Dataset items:
|---|
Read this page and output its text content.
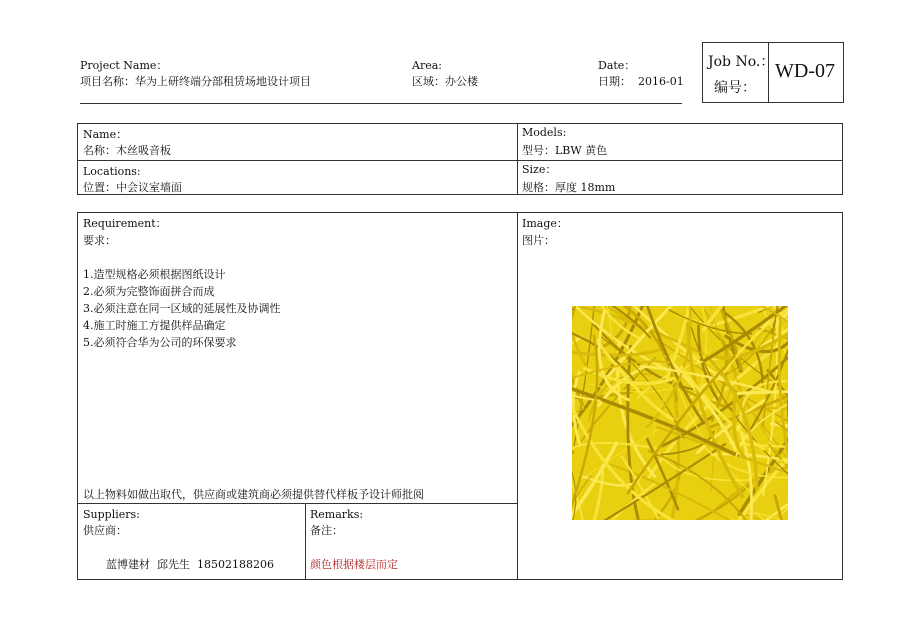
Project Name：
项目名称：华为上研终端分部租赁场地设计项目
Area:
区域：办公楼
Date：
日期： 2016-01
Job No.：
编号：
WD-07
Name：
名称：木丝吸音板
Models:
型号：LBW 黄色
Locations:
位置：中会议室墙面
Size：
规格：厚度 18mm
Requirement：
要求：
1.造型规格必须根据图纸设计
2.必须为完整饰面拼合而成
3.必须注意在同一区域的延展性及协调性
4.施工时施工方提供样品确定
5.必须符合华为公司的环保要求
以上物料如做出取代，供应商或建筑商必须提供替代样板予设计师批阅
Image：
图片：
Suppliers:
供应商：
蓝博建材  邱先生  18502188206
Remarks:
备注：
颜色根据楼层而定
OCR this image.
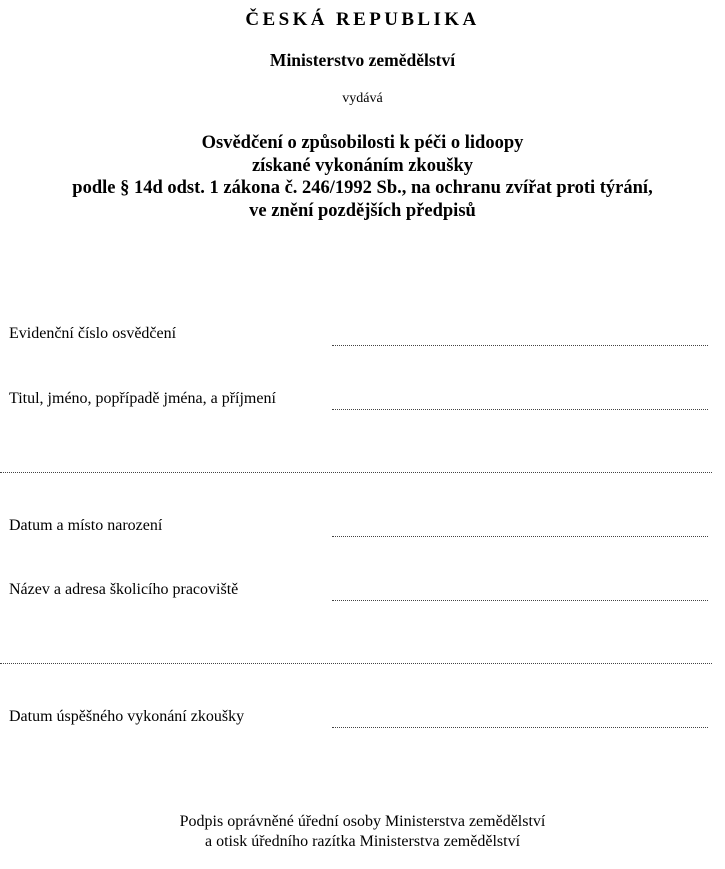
ČESKÁ REPUBLIKA
Ministerstvo zemědělství
vydává
Osvědčení o způsobilosti k péči o lidoopy
získané vykonáním zkoušky
podle § 14d odst. 1 zákona č. 246/1992 Sb., na ochranu zvířat proti týrání,
ve znění pozdějších předpisů
Evidenční číslo osvědčení
Titul, jméno, popřípadě jména, a příjmení
Datum a místo narození
Název a adresa školicího pracoviště
Datum úspěšného vykonání zkoušky
Podpis oprávněné úřední osoby Ministerstva zemědělství
a otisk úředního razítka Ministerstva zemědělství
|---|
--- Problem ---
Provide only the number of lines in the records containing the string "this".

--- Completed exercise ---
2